> **Your task**:
An exact reproduction of the records is required, with all images left out.

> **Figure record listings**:
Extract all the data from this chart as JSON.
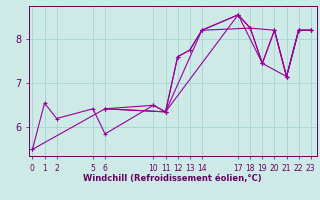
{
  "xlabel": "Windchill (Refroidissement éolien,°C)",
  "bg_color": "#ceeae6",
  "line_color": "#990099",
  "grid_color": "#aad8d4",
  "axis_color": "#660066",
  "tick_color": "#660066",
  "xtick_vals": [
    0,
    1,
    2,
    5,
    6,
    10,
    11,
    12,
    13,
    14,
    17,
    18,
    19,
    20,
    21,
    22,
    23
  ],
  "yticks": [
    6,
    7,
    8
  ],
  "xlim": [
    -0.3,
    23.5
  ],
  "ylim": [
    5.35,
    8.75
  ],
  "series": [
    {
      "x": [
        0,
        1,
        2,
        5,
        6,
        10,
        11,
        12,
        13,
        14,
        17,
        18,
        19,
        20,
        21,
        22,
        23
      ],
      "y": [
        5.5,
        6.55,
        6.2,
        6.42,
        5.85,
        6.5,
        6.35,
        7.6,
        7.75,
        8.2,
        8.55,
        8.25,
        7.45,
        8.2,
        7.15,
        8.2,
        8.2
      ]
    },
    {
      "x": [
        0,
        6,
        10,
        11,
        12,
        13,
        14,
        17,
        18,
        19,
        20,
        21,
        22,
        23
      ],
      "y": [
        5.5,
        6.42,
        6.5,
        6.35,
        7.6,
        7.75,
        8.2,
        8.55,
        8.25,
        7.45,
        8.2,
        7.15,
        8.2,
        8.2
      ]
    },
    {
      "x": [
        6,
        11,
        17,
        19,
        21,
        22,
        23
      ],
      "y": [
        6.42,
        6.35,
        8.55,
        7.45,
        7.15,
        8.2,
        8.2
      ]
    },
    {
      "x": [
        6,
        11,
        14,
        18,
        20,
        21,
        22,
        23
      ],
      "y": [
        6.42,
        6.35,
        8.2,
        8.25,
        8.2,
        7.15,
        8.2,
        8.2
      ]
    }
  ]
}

> **The solution**:
Extract all the data from this chart as JSON.
{
  "xlabel": "Windchill (Refroidissement éolien,°C)",
  "bg_color": "#ceeae6",
  "line_color": "#990099",
  "grid_color": "#aad8d4",
  "axis_color": "#660066",
  "tick_color": "#660066",
  "xtick_vals": [
    0,
    1,
    2,
    5,
    6,
    10,
    11,
    12,
    13,
    14,
    17,
    18,
    19,
    20,
    21,
    22,
    23
  ],
  "yticks": [
    6,
    7,
    8
  ],
  "xlim": [
    -0.3,
    23.5
  ],
  "ylim": [
    5.35,
    8.75
  ],
  "series": [
    {
      "x": [
        0,
        1,
        2,
        5,
        6,
        10,
        11,
        12,
        13,
        14,
        17,
        18,
        19,
        20,
        21,
        22,
        23
      ],
      "y": [
        5.5,
        6.55,
        6.2,
        6.42,
        5.85,
        6.5,
        6.35,
        7.6,
        7.75,
        8.2,
        8.55,
        8.25,
        7.45,
        8.2,
        7.15,
        8.2,
        8.2
      ]
    },
    {
      "x": [
        0,
        6,
        10,
        11,
        12,
        13,
        14,
        17,
        18,
        19,
        20,
        21,
        22,
        23
      ],
      "y": [
        5.5,
        6.42,
        6.5,
        6.35,
        7.6,
        7.75,
        8.2,
        8.55,
        8.25,
        7.45,
        8.2,
        7.15,
        8.2,
        8.2
      ]
    },
    {
      "x": [
        6,
        11,
        17,
        19,
        21,
        22,
        23
      ],
      "y": [
        6.42,
        6.35,
        8.55,
        7.45,
        7.15,
        8.2,
        8.2
      ]
    },
    {
      "x": [
        6,
        11,
        14,
        18,
        20,
        21,
        22,
        23
      ],
      "y": [
        6.42,
        6.35,
        8.2,
        8.25,
        8.2,
        7.15,
        8.2,
        8.2
      ]
    }
  ]
}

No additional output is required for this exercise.